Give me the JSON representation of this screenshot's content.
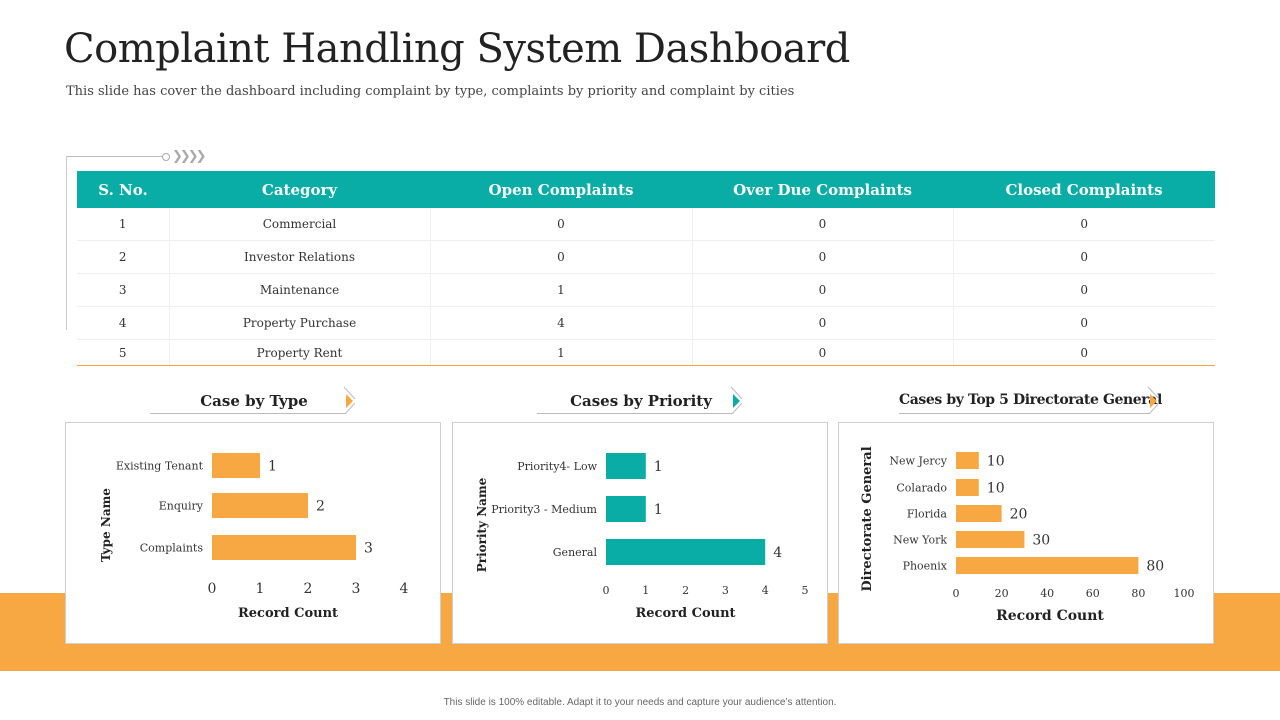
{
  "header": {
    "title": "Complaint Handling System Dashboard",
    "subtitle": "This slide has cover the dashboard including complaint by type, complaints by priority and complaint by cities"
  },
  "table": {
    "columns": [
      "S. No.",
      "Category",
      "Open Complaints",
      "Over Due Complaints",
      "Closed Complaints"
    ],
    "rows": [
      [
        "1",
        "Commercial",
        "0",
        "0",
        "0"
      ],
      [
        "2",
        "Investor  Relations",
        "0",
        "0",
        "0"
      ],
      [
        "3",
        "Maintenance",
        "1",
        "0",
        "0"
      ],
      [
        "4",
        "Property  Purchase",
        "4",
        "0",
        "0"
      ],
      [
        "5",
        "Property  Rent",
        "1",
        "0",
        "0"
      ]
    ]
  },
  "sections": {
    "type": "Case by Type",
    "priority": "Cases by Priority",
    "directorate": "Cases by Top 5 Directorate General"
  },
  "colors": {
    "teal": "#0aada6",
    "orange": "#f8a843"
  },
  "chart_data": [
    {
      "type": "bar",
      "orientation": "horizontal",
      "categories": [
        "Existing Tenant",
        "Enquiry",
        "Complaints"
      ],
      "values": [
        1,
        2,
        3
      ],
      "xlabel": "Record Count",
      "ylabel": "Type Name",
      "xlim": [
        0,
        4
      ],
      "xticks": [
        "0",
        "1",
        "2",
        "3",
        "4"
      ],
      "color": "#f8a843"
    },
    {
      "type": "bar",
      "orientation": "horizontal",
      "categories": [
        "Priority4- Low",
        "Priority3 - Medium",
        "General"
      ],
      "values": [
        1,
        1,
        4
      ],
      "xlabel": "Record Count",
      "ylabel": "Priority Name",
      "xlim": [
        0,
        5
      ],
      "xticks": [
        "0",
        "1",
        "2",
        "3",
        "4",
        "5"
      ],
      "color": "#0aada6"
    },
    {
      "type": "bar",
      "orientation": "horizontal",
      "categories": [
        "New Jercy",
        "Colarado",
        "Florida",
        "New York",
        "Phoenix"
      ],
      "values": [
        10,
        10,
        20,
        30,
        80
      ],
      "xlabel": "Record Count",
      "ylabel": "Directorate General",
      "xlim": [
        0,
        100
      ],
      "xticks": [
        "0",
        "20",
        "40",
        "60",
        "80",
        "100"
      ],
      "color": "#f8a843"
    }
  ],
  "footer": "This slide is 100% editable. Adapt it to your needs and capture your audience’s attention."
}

· · · ·

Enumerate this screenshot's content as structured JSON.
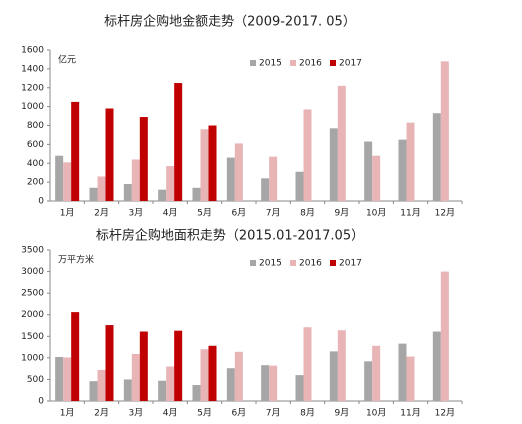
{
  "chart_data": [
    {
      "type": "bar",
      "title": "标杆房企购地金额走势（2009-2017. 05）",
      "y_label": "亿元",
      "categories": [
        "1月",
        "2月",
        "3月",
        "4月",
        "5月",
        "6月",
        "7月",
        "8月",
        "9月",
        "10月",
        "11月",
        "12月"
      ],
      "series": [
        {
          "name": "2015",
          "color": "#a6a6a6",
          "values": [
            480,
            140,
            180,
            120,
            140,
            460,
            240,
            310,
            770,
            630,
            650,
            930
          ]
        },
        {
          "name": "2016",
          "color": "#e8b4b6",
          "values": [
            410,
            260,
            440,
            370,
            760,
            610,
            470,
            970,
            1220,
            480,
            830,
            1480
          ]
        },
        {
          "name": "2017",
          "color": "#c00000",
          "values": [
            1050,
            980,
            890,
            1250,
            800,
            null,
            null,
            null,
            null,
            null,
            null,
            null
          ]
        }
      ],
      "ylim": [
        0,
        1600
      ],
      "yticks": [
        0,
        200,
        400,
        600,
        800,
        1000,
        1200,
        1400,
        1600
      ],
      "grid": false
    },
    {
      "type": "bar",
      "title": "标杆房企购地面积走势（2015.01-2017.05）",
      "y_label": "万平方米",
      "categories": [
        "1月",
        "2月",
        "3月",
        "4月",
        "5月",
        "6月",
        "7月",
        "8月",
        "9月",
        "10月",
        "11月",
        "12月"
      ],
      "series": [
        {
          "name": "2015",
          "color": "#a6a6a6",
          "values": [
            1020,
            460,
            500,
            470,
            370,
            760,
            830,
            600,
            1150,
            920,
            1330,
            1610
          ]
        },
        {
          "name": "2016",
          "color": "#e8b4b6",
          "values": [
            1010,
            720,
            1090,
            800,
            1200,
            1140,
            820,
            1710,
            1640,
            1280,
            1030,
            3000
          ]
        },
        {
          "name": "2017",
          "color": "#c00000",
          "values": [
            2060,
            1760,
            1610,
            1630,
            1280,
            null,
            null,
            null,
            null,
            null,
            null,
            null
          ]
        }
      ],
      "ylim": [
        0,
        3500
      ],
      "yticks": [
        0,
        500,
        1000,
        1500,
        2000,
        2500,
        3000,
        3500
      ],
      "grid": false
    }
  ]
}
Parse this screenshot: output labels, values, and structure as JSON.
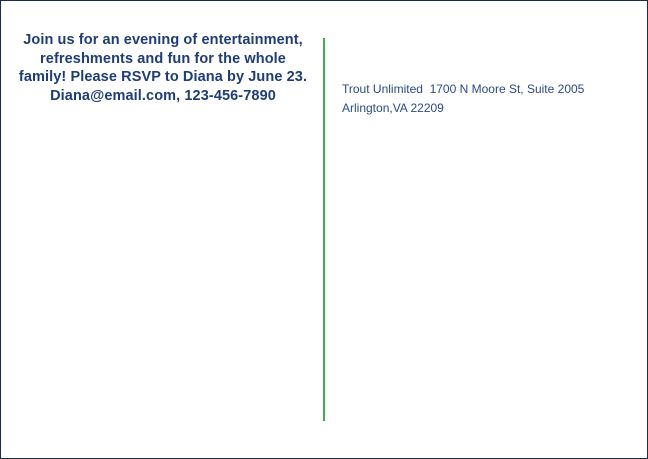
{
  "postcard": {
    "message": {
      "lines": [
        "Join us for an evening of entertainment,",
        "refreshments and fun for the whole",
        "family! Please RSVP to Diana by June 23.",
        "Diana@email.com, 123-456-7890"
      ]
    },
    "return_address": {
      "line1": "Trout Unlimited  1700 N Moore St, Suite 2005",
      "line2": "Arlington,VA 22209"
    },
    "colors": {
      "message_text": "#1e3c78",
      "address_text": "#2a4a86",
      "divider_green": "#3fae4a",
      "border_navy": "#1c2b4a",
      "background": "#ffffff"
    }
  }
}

· · · ·

Problem:
Make a list of all lines in the data that contain "Diana".

Task output:
        "family! Please RSVP to Diana by June 23.",
        "Diana@email.com, 123-456-7890"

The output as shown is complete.